■ **SUPPLIED DATA**
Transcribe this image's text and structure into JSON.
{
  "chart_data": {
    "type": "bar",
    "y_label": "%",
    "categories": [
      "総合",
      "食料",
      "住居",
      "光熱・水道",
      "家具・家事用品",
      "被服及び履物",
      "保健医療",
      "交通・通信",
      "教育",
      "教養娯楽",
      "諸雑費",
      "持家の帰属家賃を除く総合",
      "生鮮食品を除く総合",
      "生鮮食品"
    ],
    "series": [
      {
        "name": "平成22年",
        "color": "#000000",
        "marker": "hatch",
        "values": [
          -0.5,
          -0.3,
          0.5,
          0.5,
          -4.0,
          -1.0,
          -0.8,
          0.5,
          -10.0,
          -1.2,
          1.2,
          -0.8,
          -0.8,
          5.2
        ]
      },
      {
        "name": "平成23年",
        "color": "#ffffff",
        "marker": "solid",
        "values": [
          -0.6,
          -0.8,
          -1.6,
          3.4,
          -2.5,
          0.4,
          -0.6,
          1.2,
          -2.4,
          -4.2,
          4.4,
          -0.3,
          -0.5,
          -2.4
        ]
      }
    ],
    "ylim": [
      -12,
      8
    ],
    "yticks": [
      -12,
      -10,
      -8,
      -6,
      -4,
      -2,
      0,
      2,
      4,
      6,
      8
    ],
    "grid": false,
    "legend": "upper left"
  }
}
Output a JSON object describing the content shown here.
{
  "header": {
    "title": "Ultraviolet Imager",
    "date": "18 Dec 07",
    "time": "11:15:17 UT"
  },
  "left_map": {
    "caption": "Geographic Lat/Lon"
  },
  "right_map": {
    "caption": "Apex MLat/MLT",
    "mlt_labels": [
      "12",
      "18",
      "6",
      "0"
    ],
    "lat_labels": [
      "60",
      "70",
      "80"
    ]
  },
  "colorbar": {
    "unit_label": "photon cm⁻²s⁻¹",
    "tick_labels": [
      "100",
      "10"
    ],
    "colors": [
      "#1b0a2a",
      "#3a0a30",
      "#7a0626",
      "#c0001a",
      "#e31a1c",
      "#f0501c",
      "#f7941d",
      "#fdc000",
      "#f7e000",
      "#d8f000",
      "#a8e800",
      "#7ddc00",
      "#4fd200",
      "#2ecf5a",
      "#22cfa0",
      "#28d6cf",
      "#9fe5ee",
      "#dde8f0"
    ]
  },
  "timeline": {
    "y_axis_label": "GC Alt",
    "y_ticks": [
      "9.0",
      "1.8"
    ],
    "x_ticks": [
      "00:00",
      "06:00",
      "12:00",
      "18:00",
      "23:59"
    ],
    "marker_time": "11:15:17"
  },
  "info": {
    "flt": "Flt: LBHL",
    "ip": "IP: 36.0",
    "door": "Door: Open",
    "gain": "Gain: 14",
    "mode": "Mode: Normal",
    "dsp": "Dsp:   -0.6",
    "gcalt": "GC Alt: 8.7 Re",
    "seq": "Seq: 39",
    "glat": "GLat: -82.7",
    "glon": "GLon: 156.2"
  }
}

■ **REQUIREMENT**
Wherever a line in the data above holds "JSON", copy that line.

■ **TASK RESULT**
Transcribe this image's text and structure into JSON.
Output a JSON object describing the content shown here.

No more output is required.